— Start of PAGE TEXT —
The table below shows the portfolio's annualised nominal rates of return over the 5-year, 10-year and 20-year periods in USD terms, alongside a “65:35 global portfolio” which is included for 4. The table also shows the portfolio returns in the context of risk, as defined as the annualised standard deviation of monthly returns. GIC’s annualised 20-year return at 6.5% in USD terms was lower than that for the 65:35 global portfolio at 7.2%. This reflects the fact that GIC’s asset allocation until 10 years ago had a much lower risk profile than a 65:35 global portfolio. Over the last 10 years, GIC’s performance at 8.8% in USD terms had been comparable to the 65:35 global portfolio which returned 8.6%. GIC’s performance over the period had been helped by its investments in public emerging markets and alternative asset classes. 

Over the shorter term of five years, GIC’s return was 2.6% in USD terms, lower than the 65:35 global portfolio return of 3.4%. GIC’s performance over this period, like that of many long term-oriented institutional investors, had been affected by the weaker performance of alternative asset classes like real estate and infrastructure, which were slower to recover after the 2008/09 Global Financial Crisis. GIC’s public market investments performed comparably with the 65:35 global portfolio.
For all three time periods, the GIC Portfolio was less volatile than the 65:35 global portfolio.

If the above is true, investing in GIC is not going to result in fantastic returns. 

The truth is, Investment is an art, a risk, and most of the time, a gamble. There is NO sure way to get rich quick. The quicker the way, the higher the risks.
— End of PAGE TEXT —
■ **PROBLEMS TO SOLVE**:
(a) Reproduce the passage on GIC's portfolio returns in full, word for word.
(b) In the listing, give the lines from the line with "banner-line-1: Запрошуємо на" to the line with "contact-information: КОНТАКТНА ІНФОРМАЦІЯ: ☎" again, substituting "bullet-mark" for "bullet-icon" and changing nothing else. Return only those lines.
— Start of DATA SHOWN —
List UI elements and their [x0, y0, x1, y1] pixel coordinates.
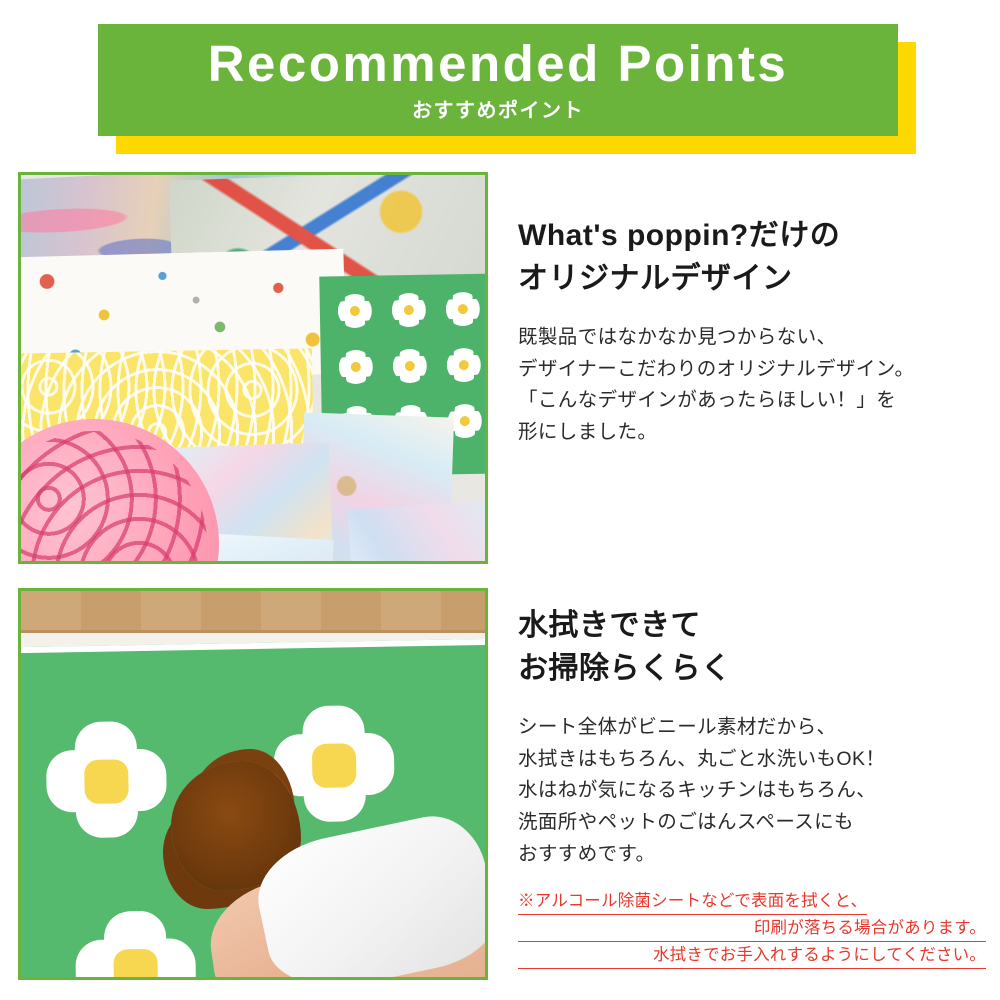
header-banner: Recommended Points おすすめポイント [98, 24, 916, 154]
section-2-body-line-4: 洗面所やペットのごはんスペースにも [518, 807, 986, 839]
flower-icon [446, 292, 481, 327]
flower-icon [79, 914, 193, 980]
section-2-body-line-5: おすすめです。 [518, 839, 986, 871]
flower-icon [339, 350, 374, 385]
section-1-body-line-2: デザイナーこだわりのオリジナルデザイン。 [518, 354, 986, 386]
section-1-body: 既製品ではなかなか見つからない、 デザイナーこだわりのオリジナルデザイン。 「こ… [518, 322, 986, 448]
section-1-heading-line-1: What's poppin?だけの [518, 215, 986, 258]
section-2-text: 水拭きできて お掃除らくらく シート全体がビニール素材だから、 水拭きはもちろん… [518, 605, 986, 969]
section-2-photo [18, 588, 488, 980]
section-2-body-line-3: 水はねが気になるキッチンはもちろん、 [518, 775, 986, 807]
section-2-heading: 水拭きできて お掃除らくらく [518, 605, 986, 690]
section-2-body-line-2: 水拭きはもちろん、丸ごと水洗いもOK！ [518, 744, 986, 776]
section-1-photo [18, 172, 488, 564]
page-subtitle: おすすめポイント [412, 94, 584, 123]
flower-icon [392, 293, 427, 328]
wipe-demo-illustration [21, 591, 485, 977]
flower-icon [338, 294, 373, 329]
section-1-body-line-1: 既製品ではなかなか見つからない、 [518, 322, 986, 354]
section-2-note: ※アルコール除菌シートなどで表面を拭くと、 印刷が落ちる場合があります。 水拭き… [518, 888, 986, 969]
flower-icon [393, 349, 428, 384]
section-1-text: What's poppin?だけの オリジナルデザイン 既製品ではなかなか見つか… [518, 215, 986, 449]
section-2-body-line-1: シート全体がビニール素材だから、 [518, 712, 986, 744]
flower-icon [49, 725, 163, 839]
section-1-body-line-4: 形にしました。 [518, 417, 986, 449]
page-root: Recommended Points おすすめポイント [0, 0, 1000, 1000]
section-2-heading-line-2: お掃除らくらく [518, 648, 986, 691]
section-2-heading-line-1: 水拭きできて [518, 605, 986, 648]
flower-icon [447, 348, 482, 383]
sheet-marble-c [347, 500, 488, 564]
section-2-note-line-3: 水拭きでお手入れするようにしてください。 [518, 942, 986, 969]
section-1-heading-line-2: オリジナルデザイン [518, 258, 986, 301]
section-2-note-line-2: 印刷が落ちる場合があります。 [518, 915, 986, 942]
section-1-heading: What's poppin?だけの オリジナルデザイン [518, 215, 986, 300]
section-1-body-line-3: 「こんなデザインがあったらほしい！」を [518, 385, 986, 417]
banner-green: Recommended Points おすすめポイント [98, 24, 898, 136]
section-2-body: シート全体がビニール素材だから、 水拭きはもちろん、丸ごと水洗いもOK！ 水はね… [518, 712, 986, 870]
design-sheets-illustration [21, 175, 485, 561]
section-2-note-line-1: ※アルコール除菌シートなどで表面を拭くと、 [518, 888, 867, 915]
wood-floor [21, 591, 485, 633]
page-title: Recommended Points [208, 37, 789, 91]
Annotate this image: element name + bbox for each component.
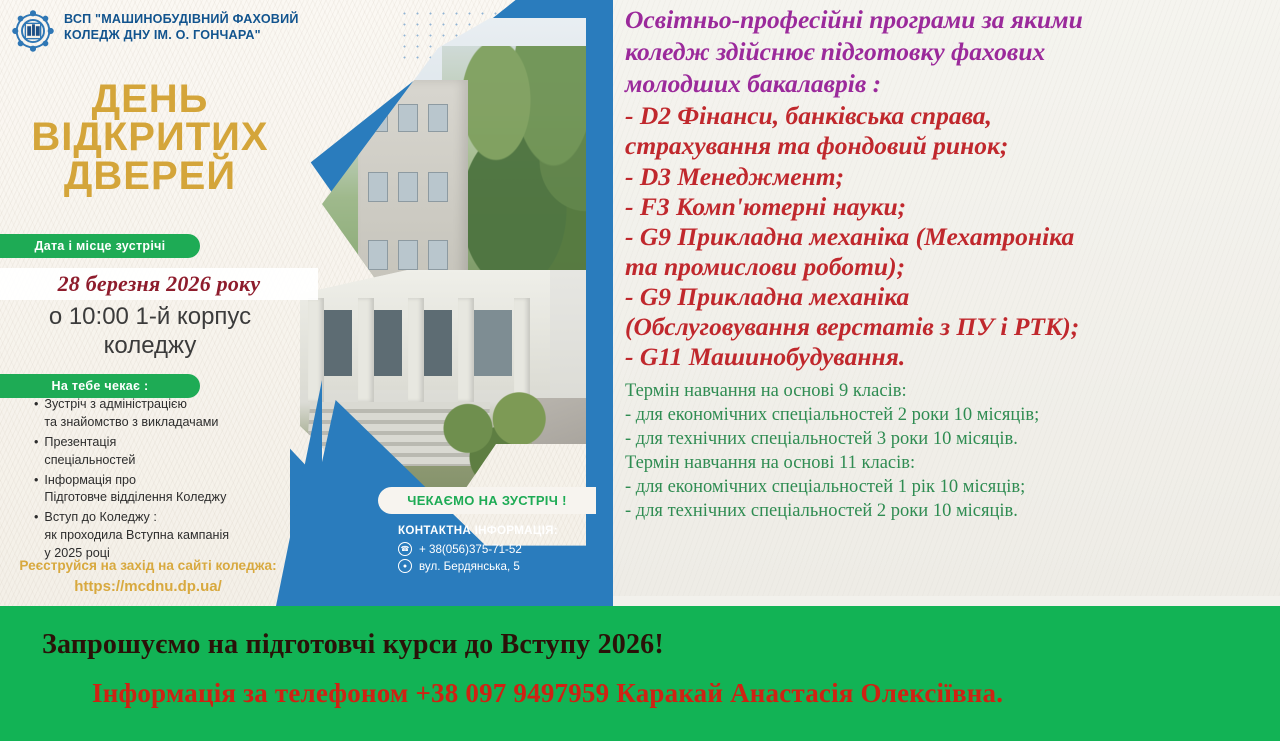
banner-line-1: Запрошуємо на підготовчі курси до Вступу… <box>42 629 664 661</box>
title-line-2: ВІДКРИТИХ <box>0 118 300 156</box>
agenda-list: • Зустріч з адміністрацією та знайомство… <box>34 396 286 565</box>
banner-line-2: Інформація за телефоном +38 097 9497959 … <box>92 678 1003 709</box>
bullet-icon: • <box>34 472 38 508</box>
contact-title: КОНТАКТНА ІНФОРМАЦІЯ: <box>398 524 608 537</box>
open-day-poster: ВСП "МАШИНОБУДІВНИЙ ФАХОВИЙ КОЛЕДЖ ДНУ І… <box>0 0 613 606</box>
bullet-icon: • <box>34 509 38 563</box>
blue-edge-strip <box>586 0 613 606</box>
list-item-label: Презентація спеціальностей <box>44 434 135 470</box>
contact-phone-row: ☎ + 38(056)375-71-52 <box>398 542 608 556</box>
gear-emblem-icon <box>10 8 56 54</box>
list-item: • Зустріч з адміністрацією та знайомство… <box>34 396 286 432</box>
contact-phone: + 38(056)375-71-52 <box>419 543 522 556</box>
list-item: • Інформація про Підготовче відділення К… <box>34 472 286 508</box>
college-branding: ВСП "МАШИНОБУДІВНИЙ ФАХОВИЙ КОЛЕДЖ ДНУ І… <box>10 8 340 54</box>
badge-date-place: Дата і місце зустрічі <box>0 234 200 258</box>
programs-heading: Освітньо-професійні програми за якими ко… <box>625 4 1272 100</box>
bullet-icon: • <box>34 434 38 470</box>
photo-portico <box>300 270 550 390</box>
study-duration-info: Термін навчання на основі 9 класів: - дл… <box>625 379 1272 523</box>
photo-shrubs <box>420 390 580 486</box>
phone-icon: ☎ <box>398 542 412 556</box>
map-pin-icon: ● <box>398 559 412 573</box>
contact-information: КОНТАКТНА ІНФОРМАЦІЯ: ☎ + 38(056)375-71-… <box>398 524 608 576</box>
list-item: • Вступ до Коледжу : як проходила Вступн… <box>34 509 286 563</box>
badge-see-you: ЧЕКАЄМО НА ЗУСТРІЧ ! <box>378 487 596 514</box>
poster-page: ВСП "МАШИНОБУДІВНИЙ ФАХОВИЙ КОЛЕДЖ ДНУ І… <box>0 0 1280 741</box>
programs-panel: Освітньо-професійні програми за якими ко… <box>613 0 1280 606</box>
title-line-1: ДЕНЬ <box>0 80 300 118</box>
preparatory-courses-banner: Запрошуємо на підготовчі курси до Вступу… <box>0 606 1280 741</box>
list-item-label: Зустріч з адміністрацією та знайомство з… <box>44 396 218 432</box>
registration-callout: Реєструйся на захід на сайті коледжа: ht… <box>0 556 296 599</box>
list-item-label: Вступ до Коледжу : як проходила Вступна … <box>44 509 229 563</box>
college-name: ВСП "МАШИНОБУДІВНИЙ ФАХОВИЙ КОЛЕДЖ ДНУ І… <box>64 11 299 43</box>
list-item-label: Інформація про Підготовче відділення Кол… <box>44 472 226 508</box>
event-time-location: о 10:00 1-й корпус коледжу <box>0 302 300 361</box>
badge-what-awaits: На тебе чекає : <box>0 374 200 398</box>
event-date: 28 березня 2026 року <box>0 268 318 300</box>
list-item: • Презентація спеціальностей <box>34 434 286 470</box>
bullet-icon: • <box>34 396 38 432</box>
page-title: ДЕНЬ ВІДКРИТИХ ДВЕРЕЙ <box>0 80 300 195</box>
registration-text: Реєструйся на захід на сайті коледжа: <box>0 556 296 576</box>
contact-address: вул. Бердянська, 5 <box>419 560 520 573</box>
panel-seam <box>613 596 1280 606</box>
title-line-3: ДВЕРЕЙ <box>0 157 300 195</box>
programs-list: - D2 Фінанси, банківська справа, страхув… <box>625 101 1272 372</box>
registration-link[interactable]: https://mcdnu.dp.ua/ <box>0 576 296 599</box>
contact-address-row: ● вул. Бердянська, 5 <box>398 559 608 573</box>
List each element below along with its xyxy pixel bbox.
— End of DATA SHOWN —
■ **EXERCISE SOLUTIONS**:
(a)
The table below shows the portfolio's annualised nominal rates of return over the 5-year, 10-year and 20-year periods in USD terms, alongside a “65:35 global portfolio” which is included for 4. The table also shows the portfolio returns in the context of risk, as defined as the annualised standard deviation of monthly returns. GIC’s annualised 20-year return at 6.5% in USD terms was lower than that for the 65:35 global portfolio at 7.2%. This reflects the fact that GIC’s asset allocation until 10 years ago had a much lower risk profile than a 65:35 global portfolio. Over the last 10 years, GIC’s performance at 8.8% in USD terms had been comparable to the 65:35 global portfolio which returned 8.6%. GIC’s performance over the period had been helped by its investments in public emerging markets and alternative asset classes. 

Over the shorter term of five years, GIC’s return was 2.6% in USD terms, lower than the 65:35 global portfolio return of 3.4%. GIC’s performance over this period, like that of many long term-oriented institutional investors, had been affected by the weaker performance of alternative asset classes like real estate and infrastructure, which were slower to recover after the 2008/09 Global Financial Crisis. GIC’s public market investments performed comparably with the 65:35 global portfolio.
For all three time periods, the GIC Portfolio was less volatile than the 65:35 global portfolio.

If the above is true, investing in GIC is not going to result in fantastic returns. 

The truth is, Investment is an art, a risk, and most of the time, a gamble. There is NO sure way to get rich quick. The quicker the way, the higher the risks.

(b)
banner-line-1: Запрошуємо на підготовчі курси до Вступу… <box>42 629 664 661</box>
title-line-2: ВІДКРИТИХ <box>0 118 300 156</box>
agenda-list: • Зустріч з адміністрацією та знайомство… <box>34 396 286 565</box>
banner-line-2: Інформація за телефоном +38 097 9497959 … <box>92 678 1003 709</box>
bullet-mark: • <box>34 472 38 508</box>
contact-title: КОНТАКТНА ІНФОРМАЦІЯ: <box>398 524 608 537</box>
open-day-poster: ВСП "МАШИНОБУДІВНИЙ ФАХОВИЙ КОЛЕДЖ ДНУ І… <box>0 0 613 606</box>
bullet-mark: • <box>34 509 38 563</box>
blue-edge-strip <box>586 0 613 606</box>
list-item-label: Презентація спеціальностей <box>44 434 135 470</box>
contact-phone-row: ☎ + 38(056)375-71-52 <box>398 542 608 556</box>
gear-emblem-icon <box>10 8 56 54</box>
list-item: • Зустріч з адміністрацією та знайомство… <box>34 396 286 432</box>
contact-phone: + 38(056)375-71-52 <box>419 543 522 556</box>
list-item: • Інформація про Підготовче відділення К… <box>34 472 286 508</box>
college-branding: ВСП "МАШИНОБУДІВНИЙ ФАХОВИЙ КОЛЕДЖ ДНУ І… <box>10 8 340 54</box>
badge-date-place: Дата і місце зустрічі <box>0 234 200 258</box>
programs-heading: Освітньо-професійні програми за якими ко… <box>625 4 1272 100</box>
bullet-mark: • <box>34 434 38 470</box>
photo-portico <box>300 270 550 390</box>
study-duration-info: Термін навчання на основі 9 класів: - дл… <box>625 379 1272 523</box>
photo-shrubs <box>420 390 580 486</box>
phone-icon: ☎ <box>398 542 412 556</box>
map-pin-icon: ● <box>398 559 412 573</box>
contact-information: КОНТАКТНА ІНФОРМАЦІЯ: ☎ + 38(056)375-71-… <box>398 524 608 576</box>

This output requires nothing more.